* **RECORDS SUPPLIED**:
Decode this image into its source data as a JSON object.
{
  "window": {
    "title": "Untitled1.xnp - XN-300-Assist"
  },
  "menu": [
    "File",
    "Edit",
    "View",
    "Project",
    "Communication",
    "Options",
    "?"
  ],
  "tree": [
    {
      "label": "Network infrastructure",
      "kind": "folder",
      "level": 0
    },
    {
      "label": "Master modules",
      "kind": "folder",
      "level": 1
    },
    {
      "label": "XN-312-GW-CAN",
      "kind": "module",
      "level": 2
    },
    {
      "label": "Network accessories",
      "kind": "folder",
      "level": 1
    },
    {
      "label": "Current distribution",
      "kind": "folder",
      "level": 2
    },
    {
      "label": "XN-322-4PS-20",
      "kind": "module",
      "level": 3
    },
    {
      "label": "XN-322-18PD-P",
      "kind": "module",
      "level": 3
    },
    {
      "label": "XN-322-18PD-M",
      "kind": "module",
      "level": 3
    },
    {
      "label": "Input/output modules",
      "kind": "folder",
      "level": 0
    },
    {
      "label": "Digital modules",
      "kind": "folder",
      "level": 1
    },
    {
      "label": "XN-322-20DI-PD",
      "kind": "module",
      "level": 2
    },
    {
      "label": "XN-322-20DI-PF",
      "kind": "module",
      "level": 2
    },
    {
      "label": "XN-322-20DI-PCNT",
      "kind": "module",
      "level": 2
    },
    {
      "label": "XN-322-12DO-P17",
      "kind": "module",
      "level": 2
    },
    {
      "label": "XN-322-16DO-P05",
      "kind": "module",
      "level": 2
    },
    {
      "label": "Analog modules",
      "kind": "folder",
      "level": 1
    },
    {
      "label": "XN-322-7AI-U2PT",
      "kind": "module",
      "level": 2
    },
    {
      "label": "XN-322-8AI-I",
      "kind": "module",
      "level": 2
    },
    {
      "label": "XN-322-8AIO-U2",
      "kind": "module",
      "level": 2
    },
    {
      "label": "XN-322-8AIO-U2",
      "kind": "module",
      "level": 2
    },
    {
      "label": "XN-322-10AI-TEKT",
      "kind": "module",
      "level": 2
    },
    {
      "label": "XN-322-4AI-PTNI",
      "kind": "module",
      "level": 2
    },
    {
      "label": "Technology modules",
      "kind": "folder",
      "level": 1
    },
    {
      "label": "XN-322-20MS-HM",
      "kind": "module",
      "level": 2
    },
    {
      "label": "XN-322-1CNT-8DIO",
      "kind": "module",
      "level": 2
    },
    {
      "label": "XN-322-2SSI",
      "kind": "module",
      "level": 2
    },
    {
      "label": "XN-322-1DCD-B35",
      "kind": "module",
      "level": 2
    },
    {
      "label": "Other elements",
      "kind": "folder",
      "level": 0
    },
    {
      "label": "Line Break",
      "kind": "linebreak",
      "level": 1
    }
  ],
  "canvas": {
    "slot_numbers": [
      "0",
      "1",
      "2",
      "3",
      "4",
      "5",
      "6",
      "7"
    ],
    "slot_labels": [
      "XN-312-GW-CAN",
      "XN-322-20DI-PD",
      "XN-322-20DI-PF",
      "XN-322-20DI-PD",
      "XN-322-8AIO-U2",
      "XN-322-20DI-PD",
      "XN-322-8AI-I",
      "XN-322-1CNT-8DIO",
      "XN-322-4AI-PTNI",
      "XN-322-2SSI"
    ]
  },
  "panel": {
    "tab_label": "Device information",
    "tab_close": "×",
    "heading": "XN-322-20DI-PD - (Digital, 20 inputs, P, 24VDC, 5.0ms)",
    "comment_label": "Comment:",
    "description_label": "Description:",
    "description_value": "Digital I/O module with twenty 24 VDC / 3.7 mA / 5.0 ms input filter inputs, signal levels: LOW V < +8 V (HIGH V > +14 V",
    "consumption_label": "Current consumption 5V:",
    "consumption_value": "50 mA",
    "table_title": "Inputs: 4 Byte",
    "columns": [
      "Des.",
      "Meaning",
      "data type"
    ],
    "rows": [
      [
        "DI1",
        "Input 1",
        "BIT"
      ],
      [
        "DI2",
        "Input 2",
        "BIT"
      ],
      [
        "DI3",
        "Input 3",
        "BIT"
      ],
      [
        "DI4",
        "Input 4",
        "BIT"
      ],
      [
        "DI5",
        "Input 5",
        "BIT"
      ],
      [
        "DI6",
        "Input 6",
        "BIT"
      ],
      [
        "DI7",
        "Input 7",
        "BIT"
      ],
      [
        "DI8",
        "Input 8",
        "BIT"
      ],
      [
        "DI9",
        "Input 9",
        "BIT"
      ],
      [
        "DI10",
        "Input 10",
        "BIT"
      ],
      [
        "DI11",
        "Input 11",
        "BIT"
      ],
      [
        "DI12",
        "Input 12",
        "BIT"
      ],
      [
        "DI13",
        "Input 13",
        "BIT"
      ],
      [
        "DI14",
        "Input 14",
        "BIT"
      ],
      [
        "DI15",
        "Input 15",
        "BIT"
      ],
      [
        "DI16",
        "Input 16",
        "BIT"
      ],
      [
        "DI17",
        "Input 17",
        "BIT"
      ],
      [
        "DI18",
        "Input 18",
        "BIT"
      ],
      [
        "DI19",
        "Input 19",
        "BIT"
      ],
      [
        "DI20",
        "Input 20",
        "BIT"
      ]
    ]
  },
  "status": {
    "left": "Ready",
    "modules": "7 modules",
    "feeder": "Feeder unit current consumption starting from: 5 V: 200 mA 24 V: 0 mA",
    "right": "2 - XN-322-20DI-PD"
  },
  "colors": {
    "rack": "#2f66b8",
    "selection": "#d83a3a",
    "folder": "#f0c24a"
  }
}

* **WHAT IS BEING ASKED**:
Please output every record, keeping each line exact.

* **SOLUTION**:
Decode this image into its source data as a JSON object.
{
  "window": {
    "title": "Untitled1.xnp - XN-300-Assist"
  },
  "menu": [
    "File",
    "Edit",
    "View",
    "Project",
    "Communication",
    "Options",
    "?"
  ],
  "tree": [
    {
      "label": "Network infrastructure",
      "kind": "folder",
      "level": 0
    },
    {
      "label": "Master modules",
      "kind": "folder",
      "level": 1
    },
    {
      "label": "XN-312-GW-CAN",
      "kind": "module",
      "level": 2
    },
    {
      "label": "Network accessories",
      "kind": "folder",
      "level": 1
    },
    {
      "label": "Current distribution",
      "kind": "folder",
      "level": 2
    },
    {
      "label": "XN-322-4PS-20",
      "kind": "module",
      "level": 3
    },
    {
      "label": "XN-322-18PD-P",
      "kind": "module",
      "level": 3
    },
    {
      "label": "XN-322-18PD-M",
      "kind": "module",
      "level": 3
    },
    {
      "label": "Input/output modules",
      "kind": "folder",
      "level": 0
    },
    {
      "label": "Digital modules",
      "kind": "folder",
      "level": 1
    },
    {
      "label": "XN-322-20DI-PD",
      "kind": "module",
      "level": 2
    },
    {
      "label": "XN-322-20DI-PF",
      "kind": "module",
      "level": 2
    },
    {
      "label": "XN-322-20DI-PCNT",
      "kind": "module",
      "level": 2
    },
    {
      "label": "XN-322-12DO-P17",
      "kind": "module",
      "level": 2
    },
    {
      "label": "XN-322-16DO-P05",
      "kind": "module",
      "level": 2
    },
    {
      "label": "Analog modules",
      "kind": "folder",
      "level": 1
    },
    {
      "label": "XN-322-7AI-U2PT",
      "kind": "module",
      "level": 2
    },
    {
      "label": "XN-322-8AI-I",
      "kind": "module",
      "level": 2
    },
    {
      "label": "XN-322-8AIO-U2",
      "kind": "module",
      "level": 2
    },
    {
      "label": "XN-322-8AIO-U2",
      "kind": "module",
      "level": 2
    },
    {
      "label": "XN-322-10AI-TEKT",
      "kind": "module",
      "level": 2
    },
    {
      "label": "XN-322-4AI-PTNI",
      "kind": "module",
      "level": 2
    },
    {
      "label": "Technology modules",
      "kind": "folder",
      "level": 1
    },
    {
      "label": "XN-322-20MS-HM",
      "kind": "module",
      "level": 2
    },
    {
      "label": "XN-322-1CNT-8DIO",
      "kind": "module",
      "level": 2
    },
    {
      "label": "XN-322-2SSI",
      "kind": "module",
      "level": 2
    },
    {
      "label": "XN-322-1DCD-B35",
      "kind": "module",
      "level": 2
    },
    {
      "label": "Other elements",
      "kind": "folder",
      "level": 0
    },
    {
      "label": "Line Break",
      "kind": "linebreak",
      "level": 1
    }
  ],
  "canvas": {
    "slot_numbers": [
      "0",
      "1",
      "2",
      "3",
      "4",
      "5",
      "6",
      "7"
    ],
    "slot_labels": [
      "XN-312-GW-CAN",
      "XN-322-20DI-PD",
      "XN-322-20DI-PF",
      "XN-322-20DI-PD",
      "XN-322-8AIO-U2",
      "XN-322-20DI-PD",
      "XN-322-8AI-I",
      "XN-322-1CNT-8DIO",
      "XN-322-4AI-PTNI",
      "XN-322-2SSI"
    ]
  },
  "panel": {
    "tab_label": "Device information",
    "tab_close": "×",
    "heading": "XN-322-20DI-PD - (Digital, 20 inputs, P, 24VDC, 5.0ms)",
    "comment_label": "Comment:",
    "description_label": "Description:",
    "description_value": "Digital I/O module with twenty 24 VDC / 3.7 mA / 5.0 ms input filter inputs, signal levels: LOW V < +8 V (HIGH V > +14 V",
    "consumption_label": "Current consumption 5V:",
    "consumption_value": "50 mA",
    "table_title": "Inputs: 4 Byte",
    "columns": [
      "Des.",
      "Meaning",
      "data type"
    ],
    "rows": [
      [
        "DI1",
        "Input 1",
        "BIT"
      ],
      [
        "DI2",
        "Input 2",
        "BIT"
      ],
      [
        "DI3",
        "Input 3",
        "BIT"
      ],
      [
        "DI4",
        "Input 4",
        "BIT"
      ],
      [
        "DI5",
        "Input 5",
        "BIT"
      ],
      [
        "DI6",
        "Input 6",
        "BIT"
      ],
      [
        "DI7",
        "Input 7",
        "BIT"
      ],
      [
        "DI8",
        "Input 8",
        "BIT"
      ],
      [
        "DI9",
        "Input 9",
        "BIT"
      ],
      [
        "DI10",
        "Input 10",
        "BIT"
      ],
      [
        "DI11",
        "Input 11",
        "BIT"
      ],
      [
        "DI12",
        "Input 12",
        "BIT"
      ],
      [
        "DI13",
        "Input 13",
        "BIT"
      ],
      [
        "DI14",
        "Input 14",
        "BIT"
      ],
      [
        "DI15",
        "Input 15",
        "BIT"
      ],
      [
        "DI16",
        "Input 16",
        "BIT"
      ],
      [
        "DI17",
        "Input 17",
        "BIT"
      ],
      [
        "DI18",
        "Input 18",
        "BIT"
      ],
      [
        "DI19",
        "Input 19",
        "BIT"
      ],
      [
        "DI20",
        "Input 20",
        "BIT"
      ]
    ]
  },
  "status": {
    "left": "Ready",
    "modules": "7 modules",
    "feeder": "Feeder unit current consumption starting from: 5 V: 200 mA 24 V: 0 mA",
    "right": "2 - XN-322-20DI-PD"
  },
  "colors": {
    "rack": "#2f66b8",
    "selection": "#d83a3a",
    "folder": "#f0c24a"
  }
}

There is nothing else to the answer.